LISTING start

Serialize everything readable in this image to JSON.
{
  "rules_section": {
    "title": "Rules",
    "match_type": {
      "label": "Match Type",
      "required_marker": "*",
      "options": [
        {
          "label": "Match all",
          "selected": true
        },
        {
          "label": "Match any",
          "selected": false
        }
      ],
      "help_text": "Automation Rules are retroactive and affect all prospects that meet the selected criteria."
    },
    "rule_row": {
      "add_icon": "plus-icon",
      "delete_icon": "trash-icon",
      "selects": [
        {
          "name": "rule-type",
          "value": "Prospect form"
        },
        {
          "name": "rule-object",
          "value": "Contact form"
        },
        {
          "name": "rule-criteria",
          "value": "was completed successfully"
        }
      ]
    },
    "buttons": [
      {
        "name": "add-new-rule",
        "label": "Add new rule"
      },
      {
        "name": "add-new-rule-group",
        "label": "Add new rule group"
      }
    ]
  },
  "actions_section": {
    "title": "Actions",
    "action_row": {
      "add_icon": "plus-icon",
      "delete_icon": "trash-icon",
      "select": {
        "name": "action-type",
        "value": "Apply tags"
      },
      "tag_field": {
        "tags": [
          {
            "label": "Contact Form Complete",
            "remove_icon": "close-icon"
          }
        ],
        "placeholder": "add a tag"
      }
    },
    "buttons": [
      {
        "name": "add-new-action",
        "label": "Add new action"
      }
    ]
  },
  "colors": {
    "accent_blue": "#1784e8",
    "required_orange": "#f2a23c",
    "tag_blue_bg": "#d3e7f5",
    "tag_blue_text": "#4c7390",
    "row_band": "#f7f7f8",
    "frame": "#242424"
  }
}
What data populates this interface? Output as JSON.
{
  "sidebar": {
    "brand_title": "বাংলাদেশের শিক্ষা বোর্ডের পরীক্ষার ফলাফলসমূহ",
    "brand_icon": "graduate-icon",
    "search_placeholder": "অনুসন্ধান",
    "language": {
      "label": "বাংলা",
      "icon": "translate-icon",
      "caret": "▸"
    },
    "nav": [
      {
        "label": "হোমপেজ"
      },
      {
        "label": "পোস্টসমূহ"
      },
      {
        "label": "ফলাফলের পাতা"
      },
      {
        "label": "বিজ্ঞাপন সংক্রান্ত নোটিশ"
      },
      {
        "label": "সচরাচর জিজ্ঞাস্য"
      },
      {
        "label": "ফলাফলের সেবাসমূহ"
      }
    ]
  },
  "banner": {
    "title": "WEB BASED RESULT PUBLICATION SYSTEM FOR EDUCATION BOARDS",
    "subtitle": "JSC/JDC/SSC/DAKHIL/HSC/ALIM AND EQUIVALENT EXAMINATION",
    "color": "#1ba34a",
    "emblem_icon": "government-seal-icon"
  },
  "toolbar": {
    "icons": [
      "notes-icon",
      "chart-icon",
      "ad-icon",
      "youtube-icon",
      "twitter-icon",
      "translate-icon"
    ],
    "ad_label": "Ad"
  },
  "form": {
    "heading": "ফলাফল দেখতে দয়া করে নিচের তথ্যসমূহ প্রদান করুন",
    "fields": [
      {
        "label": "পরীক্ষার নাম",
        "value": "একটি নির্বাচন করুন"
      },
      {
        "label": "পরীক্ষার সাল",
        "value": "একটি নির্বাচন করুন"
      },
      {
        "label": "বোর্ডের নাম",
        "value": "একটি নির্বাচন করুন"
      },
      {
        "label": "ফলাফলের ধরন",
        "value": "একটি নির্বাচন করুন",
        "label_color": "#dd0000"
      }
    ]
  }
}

LISTING end
LISTING start

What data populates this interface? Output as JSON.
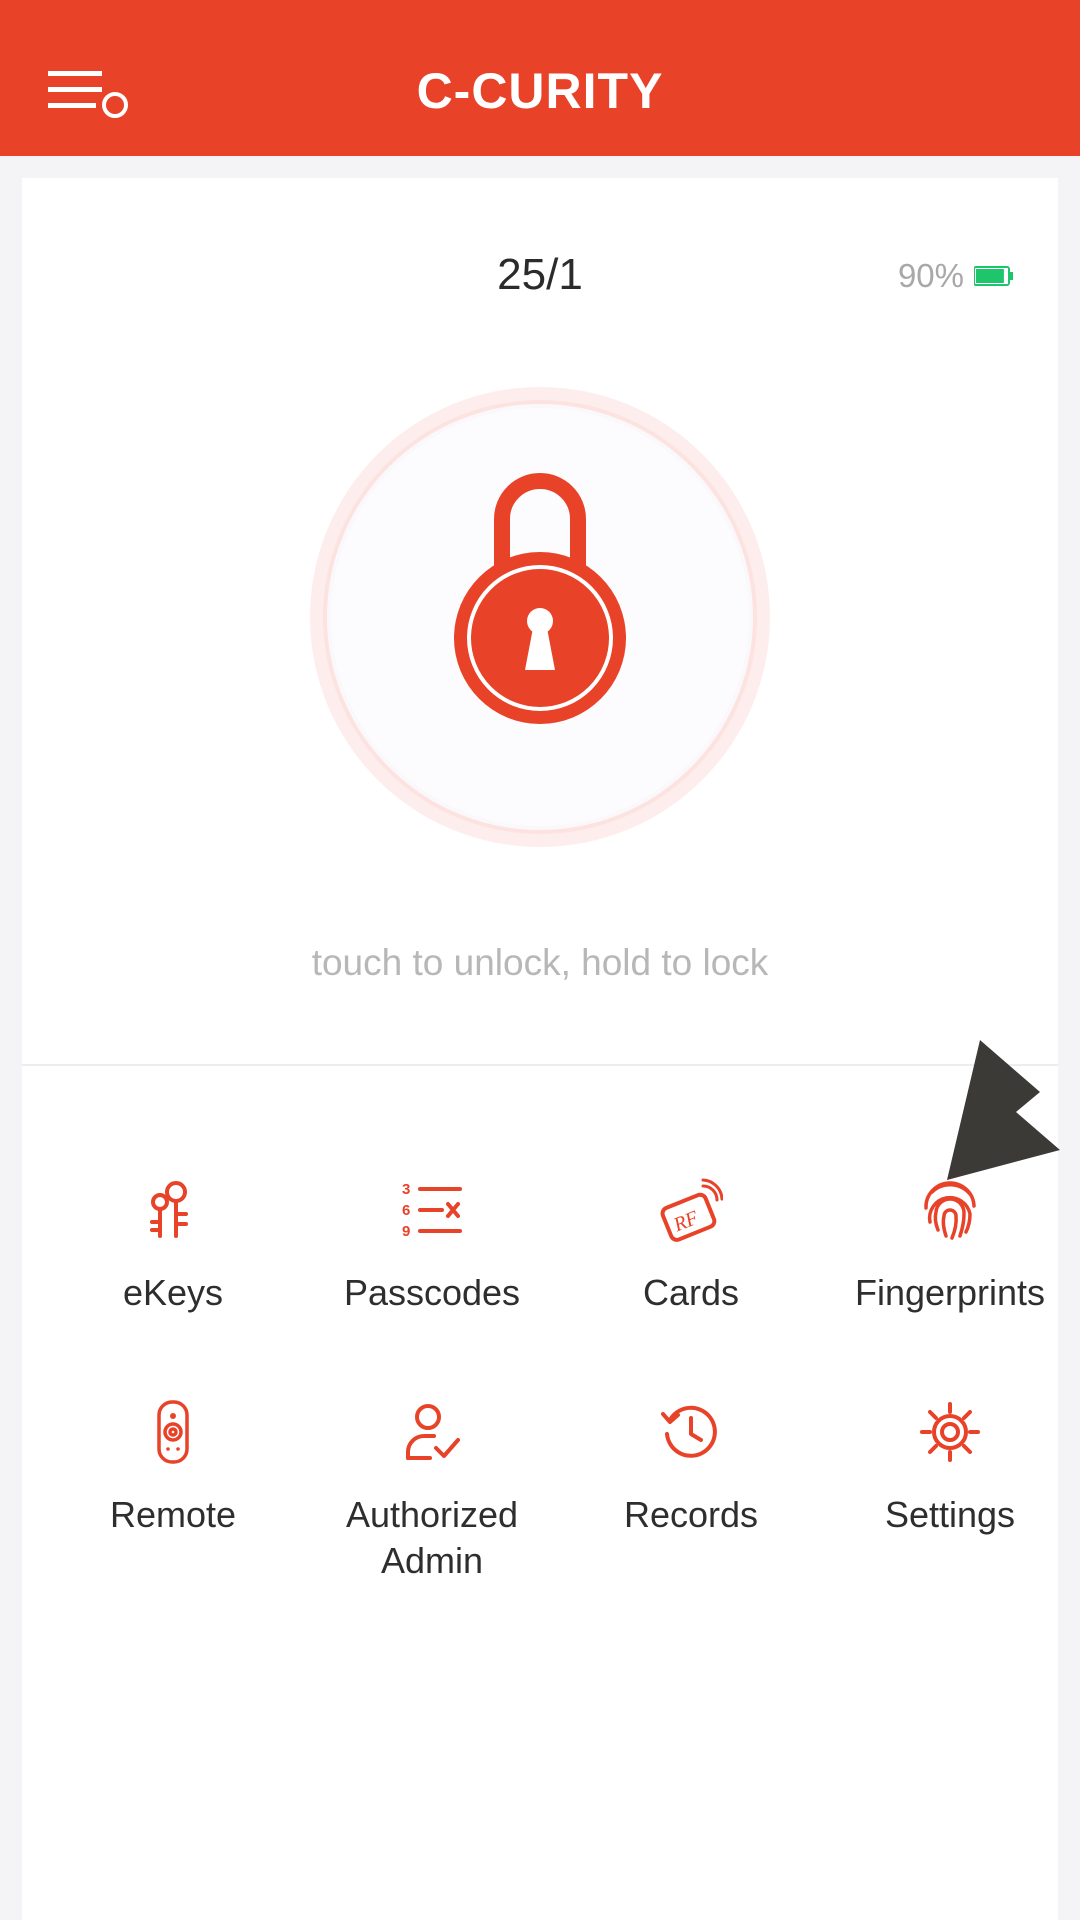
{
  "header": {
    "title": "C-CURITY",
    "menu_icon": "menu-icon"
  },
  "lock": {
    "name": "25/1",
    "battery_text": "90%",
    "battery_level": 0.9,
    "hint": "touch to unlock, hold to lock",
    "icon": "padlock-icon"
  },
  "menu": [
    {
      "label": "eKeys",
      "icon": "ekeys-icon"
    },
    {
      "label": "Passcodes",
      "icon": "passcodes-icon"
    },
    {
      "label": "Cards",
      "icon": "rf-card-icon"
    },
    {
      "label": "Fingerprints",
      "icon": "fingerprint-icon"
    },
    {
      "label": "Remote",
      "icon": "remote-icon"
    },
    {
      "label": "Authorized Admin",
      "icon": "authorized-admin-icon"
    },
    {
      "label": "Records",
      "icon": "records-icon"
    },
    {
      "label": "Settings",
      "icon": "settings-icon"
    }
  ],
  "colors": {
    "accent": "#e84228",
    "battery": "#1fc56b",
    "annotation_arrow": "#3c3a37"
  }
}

LISTING end

## WORK TO BE COMPLETED
Search the entries for the word "group" and pick out every line that holds it.

## TASK ANSWER
        "name": "add-new-rule-group",
        "label": "Add new rule group"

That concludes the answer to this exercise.